Written problem:
Return the listing below word for word.

Material provided:
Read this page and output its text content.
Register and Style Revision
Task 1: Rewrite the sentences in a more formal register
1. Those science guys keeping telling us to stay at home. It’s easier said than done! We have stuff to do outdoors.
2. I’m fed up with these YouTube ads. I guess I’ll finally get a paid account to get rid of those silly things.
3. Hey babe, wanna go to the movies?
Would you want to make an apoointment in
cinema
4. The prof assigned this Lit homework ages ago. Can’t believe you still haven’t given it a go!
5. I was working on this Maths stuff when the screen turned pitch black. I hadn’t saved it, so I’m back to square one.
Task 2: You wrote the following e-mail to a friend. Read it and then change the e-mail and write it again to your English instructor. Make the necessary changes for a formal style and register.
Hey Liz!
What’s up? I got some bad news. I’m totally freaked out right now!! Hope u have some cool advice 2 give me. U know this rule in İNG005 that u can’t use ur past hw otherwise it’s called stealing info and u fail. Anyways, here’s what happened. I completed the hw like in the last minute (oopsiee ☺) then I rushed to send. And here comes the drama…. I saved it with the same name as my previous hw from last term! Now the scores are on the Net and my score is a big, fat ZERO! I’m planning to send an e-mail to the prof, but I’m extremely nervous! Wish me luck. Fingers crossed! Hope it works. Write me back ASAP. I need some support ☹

Solution for this task:
Read this page and output its text content.
Register and Style Revision
Task 1: Rewrite the sentences in a more formal register
1. Those science guys keeping telling us to stay at home. It’s easier said than done! We have stuff to do outdoors.
2. I’m fed up with these YouTube ads. I guess I’ll finally get a paid account to get rid of those silly things.
3. Hey babe, wanna go to the movies?
Would you want to make an apoointment in
cinema
4. The prof assigned this Lit homework ages ago. Can’t believe you still haven’t given it a go!
5. I was working on this Maths stuff when the screen turned pitch black. I hadn’t saved it, so I’m back to square one.
Task 2: You wrote the following e-mail to a friend. Read it and then change the e-mail and write it again to your English instructor. Make the necessary changes for a formal style and register.
Hey Liz!
What’s up? I got some bad news. I’m totally freaked out right now!! Hope u have some cool advice 2 give me. U know this rule in İNG005 that u can’t use ur past hw otherwise it’s called stealing info and u fail. Anyways, here’s what happened. I completed the hw like in the last minute (oopsiee ☺) then I rushed to send. And here comes the drama…. I saved it with the same name as my previous hw from last term! Now the scores are on the Net and my score is a big, fat ZERO! I’m planning to send an e-mail to the prof, but I’m extremely nervous! Wish me luck. Fingers crossed! Hope it works. Write me back ASAP. I need some support ☹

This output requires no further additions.